## What to produce
The listing below should be copied in full, word for word.

## Record extracts
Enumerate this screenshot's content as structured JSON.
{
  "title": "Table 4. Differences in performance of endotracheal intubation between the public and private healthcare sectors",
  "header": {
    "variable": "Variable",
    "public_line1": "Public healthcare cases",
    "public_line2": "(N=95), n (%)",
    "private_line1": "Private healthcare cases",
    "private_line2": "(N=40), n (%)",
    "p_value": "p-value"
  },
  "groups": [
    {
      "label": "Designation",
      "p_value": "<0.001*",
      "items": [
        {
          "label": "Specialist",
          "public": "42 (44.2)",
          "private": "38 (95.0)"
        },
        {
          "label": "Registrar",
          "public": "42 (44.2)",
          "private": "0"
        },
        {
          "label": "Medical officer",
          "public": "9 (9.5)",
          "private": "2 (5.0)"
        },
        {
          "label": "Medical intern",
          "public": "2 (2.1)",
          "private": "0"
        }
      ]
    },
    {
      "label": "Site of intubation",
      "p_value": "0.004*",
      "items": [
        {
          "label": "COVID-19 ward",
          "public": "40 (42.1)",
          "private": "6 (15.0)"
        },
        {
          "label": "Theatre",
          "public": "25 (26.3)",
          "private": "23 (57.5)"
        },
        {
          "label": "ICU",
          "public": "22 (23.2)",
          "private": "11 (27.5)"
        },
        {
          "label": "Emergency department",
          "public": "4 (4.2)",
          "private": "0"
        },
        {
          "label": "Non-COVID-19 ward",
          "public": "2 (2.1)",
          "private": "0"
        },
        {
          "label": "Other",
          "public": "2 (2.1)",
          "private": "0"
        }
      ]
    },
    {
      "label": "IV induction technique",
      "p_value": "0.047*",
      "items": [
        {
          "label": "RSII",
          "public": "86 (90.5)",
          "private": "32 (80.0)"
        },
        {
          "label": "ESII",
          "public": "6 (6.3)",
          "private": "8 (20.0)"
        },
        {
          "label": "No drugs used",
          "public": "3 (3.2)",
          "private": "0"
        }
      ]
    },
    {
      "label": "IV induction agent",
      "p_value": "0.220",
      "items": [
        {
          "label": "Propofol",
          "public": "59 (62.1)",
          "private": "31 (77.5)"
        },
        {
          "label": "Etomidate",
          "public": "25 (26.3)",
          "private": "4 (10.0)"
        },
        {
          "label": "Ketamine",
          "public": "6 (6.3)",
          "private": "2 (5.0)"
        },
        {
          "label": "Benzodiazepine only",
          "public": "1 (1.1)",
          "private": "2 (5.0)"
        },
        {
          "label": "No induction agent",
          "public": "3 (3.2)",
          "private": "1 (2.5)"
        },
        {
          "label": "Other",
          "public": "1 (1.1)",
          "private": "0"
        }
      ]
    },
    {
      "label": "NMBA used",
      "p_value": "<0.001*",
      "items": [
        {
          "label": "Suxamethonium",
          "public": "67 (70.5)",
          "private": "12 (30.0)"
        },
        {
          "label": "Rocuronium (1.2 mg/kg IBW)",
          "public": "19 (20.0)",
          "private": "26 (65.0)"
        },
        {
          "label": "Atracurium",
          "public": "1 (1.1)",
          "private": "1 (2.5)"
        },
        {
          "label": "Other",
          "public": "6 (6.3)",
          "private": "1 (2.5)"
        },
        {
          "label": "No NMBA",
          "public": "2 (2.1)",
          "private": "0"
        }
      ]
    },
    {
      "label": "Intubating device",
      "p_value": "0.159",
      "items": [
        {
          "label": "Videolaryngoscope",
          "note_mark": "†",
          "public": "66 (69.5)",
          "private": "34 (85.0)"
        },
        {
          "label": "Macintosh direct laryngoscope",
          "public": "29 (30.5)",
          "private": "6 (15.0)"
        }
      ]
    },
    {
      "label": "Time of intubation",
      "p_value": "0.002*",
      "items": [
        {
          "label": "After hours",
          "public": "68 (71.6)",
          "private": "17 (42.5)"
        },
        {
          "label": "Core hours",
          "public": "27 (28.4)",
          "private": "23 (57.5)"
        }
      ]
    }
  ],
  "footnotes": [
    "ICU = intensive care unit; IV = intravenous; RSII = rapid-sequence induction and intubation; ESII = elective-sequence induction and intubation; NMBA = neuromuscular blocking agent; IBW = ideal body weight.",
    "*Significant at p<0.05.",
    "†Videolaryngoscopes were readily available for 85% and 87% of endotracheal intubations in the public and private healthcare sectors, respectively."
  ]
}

## Completed task
Enumerate this screenshot's content as structured JSON.
{
  "title": "Table 4. Differences in performance of endotracheal intubation between the public and private healthcare sectors",
  "header": {
    "variable": "Variable",
    "public_line1": "Public healthcare cases",
    "public_line2": "(N=95), n (%)",
    "private_line1": "Private healthcare cases",
    "private_line2": "(N=40), n (%)",
    "p_value": "p-value"
  },
  "groups": [
    {
      "label": "Designation",
      "p_value": "<0.001*",
      "items": [
        {
          "label": "Specialist",
          "public": "42 (44.2)",
          "private": "38 (95.0)"
        },
        {
          "label": "Registrar",
          "public": "42 (44.2)",
          "private": "0"
        },
        {
          "label": "Medical officer",
          "public": "9 (9.5)",
          "private": "2 (5.0)"
        },
        {
          "label": "Medical intern",
          "public": "2 (2.1)",
          "private": "0"
        }
      ]
    },
    {
      "label": "Site of intubation",
      "p_value": "0.004*",
      "items": [
        {
          "label": "COVID-19 ward",
          "public": "40 (42.1)",
          "private": "6 (15.0)"
        },
        {
          "label": "Theatre",
          "public": "25 (26.3)",
          "private": "23 (57.5)"
        },
        {
          "label": "ICU",
          "public": "22 (23.2)",
          "private": "11 (27.5)"
        },
        {
          "label": "Emergency department",
          "public": "4 (4.2)",
          "private": "0"
        },
        {
          "label": "Non-COVID-19 ward",
          "public": "2 (2.1)",
          "private": "0"
        },
        {
          "label": "Other",
          "public": "2 (2.1)",
          "private": "0"
        }
      ]
    },
    {
      "label": "IV induction technique",
      "p_value": "0.047*",
      "items": [
        {
          "label": "RSII",
          "public": "86 (90.5)",
          "private": "32 (80.0)"
        },
        {
          "label": "ESII",
          "public": "6 (6.3)",
          "private": "8 (20.0)"
        },
        {
          "label": "No drugs used",
          "public": "3 (3.2)",
          "private": "0"
        }
      ]
    },
    {
      "label": "IV induction agent",
      "p_value": "0.220",
      "items": [
        {
          "label": "Propofol",
          "public": "59 (62.1)",
          "private": "31 (77.5)"
        },
        {
          "label": "Etomidate",
          "public": "25 (26.3)",
          "private": "4 (10.0)"
        },
        {
          "label": "Ketamine",
          "public": "6 (6.3)",
          "private": "2 (5.0)"
        },
        {
          "label": "Benzodiazepine only",
          "public": "1 (1.1)",
          "private": "2 (5.0)"
        },
        {
          "label": "No induction agent",
          "public": "3 (3.2)",
          "private": "1 (2.5)"
        },
        {
          "label": "Other",
          "public": "1 (1.1)",
          "private": "0"
        }
      ]
    },
    {
      "label": "NMBA used",
      "p_value": "<0.001*",
      "items": [
        {
          "label": "Suxamethonium",
          "public": "67 (70.5)",
          "private": "12 (30.0)"
        },
        {
          "label": "Rocuronium (1.2 mg/kg IBW)",
          "public": "19 (20.0)",
          "private": "26 (65.0)"
        },
        {
          "label": "Atracurium",
          "public": "1 (1.1)",
          "private": "1 (2.5)"
        },
        {
          "label": "Other",
          "public": "6 (6.3)",
          "private": "1 (2.5)"
        },
        {
          "label": "No NMBA",
          "public": "2 (2.1)",
          "private": "0"
        }
      ]
    },
    {
      "label": "Intubating device",
      "p_value": "0.159",
      "items": [
        {
          "label": "Videolaryngoscope",
          "note_mark": "†",
          "public": "66 (69.5)",
          "private": "34 (85.0)"
        },
        {
          "label": "Macintosh direct laryngoscope",
          "public": "29 (30.5)",
          "private": "6 (15.0)"
        }
      ]
    },
    {
      "label": "Time of intubation",
      "p_value": "0.002*",
      "items": [
        {
          "label": "After hours",
          "public": "68 (71.6)",
          "private": "17 (42.5)"
        },
        {
          "label": "Core hours",
          "public": "27 (28.4)",
          "private": "23 (57.5)"
        }
      ]
    }
  ],
  "footnotes": [
    "ICU = intensive care unit; IV = intravenous; RSII = rapid-sequence induction and intubation; ESII = elective-sequence induction and intubation; NMBA = neuromuscular blocking agent; IBW = ideal body weight.",
    "*Significant at p<0.05.",
    "†Videolaryngoscopes were readily available for 85% and 87% of endotracheal intubations in the public and private healthcare sectors, respectively."
  ]
}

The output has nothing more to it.